Input for this task:

========================

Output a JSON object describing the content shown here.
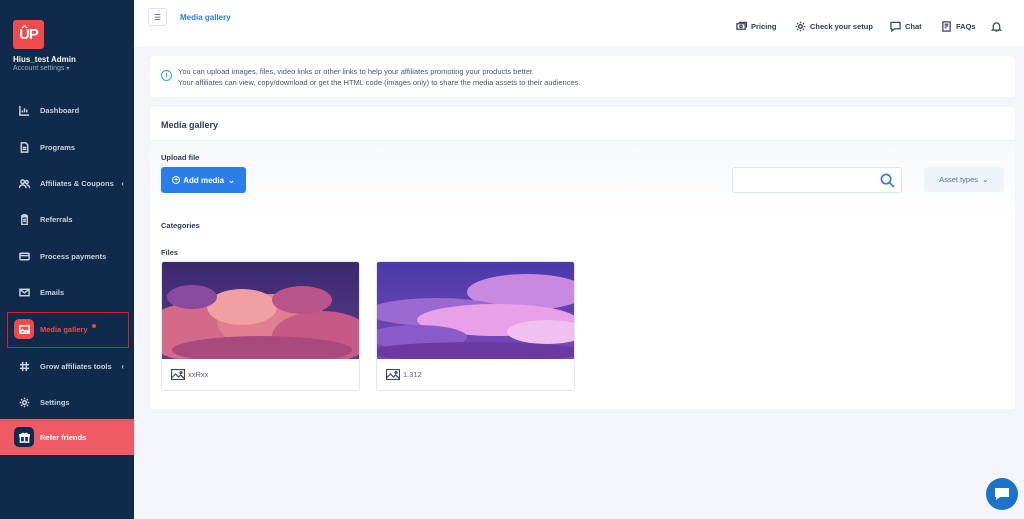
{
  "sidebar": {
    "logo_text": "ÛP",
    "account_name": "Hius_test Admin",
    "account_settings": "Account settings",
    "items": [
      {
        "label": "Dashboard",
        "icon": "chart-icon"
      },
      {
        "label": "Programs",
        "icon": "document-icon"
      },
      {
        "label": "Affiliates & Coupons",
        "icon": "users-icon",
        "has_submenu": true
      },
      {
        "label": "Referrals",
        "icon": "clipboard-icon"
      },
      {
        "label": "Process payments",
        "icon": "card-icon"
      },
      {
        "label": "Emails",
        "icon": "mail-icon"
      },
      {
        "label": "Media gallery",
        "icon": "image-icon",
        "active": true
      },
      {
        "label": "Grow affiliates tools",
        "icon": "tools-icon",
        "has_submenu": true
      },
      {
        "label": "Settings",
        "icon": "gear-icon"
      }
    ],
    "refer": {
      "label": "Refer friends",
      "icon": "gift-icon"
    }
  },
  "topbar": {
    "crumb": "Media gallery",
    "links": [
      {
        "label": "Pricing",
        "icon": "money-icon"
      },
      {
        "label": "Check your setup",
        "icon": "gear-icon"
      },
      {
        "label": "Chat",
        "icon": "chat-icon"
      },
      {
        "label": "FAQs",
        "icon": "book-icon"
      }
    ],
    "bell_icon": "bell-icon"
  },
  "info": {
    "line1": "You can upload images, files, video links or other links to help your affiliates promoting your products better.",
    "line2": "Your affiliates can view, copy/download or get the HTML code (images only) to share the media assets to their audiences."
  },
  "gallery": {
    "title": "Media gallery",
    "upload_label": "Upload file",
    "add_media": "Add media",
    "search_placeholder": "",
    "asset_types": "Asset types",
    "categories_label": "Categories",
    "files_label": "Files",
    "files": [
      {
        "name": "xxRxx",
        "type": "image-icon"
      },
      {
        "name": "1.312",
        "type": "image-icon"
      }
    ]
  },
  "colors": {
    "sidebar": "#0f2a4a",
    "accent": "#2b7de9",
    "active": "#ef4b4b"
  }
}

========================

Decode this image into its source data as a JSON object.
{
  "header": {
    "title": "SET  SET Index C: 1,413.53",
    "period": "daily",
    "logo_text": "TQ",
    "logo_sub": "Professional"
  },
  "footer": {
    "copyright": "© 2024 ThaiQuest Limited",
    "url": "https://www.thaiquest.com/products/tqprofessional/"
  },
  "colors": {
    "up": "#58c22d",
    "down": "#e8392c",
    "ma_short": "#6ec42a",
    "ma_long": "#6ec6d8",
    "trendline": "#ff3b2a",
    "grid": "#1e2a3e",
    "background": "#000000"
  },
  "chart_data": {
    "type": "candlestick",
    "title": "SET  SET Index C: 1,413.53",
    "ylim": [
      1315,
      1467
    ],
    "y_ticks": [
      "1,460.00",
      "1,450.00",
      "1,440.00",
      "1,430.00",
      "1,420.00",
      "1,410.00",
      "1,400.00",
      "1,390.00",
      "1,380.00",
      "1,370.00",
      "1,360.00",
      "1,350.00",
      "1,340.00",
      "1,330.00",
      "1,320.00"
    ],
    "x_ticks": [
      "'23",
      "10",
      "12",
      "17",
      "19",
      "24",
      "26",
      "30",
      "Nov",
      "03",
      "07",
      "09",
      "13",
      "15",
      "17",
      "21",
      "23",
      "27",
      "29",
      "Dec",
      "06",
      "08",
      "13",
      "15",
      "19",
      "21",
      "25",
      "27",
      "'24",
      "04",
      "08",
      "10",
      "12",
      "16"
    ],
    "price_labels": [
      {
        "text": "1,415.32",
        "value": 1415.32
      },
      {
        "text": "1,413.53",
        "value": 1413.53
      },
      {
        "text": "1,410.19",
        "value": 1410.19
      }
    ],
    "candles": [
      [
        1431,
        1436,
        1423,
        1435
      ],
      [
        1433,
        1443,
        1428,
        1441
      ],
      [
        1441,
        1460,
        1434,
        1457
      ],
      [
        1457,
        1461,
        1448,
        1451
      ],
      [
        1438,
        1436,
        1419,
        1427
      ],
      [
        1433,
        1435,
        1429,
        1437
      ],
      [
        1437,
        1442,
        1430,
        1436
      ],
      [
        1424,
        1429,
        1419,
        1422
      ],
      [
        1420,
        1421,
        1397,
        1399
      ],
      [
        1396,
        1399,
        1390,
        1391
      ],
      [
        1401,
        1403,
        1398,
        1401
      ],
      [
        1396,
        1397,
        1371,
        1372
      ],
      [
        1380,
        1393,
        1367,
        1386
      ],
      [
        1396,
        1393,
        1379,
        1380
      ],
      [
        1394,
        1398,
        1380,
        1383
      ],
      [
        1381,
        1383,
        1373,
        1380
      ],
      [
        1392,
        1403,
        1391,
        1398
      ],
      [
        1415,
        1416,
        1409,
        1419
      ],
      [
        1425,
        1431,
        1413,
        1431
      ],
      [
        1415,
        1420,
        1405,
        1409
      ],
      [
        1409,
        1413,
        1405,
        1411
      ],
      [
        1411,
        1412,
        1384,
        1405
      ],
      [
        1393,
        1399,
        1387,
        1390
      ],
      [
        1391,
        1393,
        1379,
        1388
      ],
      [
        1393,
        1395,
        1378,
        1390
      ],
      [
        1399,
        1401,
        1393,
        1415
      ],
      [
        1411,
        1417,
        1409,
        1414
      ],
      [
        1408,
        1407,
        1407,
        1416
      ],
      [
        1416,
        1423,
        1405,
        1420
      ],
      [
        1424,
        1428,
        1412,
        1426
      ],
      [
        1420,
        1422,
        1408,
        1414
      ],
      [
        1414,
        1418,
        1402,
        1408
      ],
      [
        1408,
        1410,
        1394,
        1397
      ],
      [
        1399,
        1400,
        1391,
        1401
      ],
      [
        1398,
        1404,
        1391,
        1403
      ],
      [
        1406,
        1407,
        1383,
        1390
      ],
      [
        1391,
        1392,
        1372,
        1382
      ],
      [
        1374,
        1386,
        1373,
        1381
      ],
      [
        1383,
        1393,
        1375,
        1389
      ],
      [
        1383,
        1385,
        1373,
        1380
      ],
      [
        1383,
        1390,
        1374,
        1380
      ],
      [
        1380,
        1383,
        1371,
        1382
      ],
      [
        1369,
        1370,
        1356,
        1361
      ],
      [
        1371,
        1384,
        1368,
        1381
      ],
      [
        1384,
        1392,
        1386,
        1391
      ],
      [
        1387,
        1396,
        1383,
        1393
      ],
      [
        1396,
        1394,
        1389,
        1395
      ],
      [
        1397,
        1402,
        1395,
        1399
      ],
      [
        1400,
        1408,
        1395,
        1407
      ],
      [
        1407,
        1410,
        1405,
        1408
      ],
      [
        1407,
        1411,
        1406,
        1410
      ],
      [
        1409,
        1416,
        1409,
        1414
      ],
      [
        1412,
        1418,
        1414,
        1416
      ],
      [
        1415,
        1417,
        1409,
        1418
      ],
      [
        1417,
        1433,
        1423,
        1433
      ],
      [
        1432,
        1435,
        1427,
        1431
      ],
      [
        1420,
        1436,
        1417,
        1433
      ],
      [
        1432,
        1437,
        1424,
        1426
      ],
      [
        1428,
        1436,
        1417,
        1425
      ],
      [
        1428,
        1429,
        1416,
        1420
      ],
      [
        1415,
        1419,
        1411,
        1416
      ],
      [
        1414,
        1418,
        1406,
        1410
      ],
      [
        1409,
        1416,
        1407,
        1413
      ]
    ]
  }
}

========================

Task prompt: Go through the listing above and pull out each line containing the word "gallery".

Task answer:
        "label": "Media gallery",
    "crumb": "Media gallery",
  "gallery": {
    "title": "Media gallery",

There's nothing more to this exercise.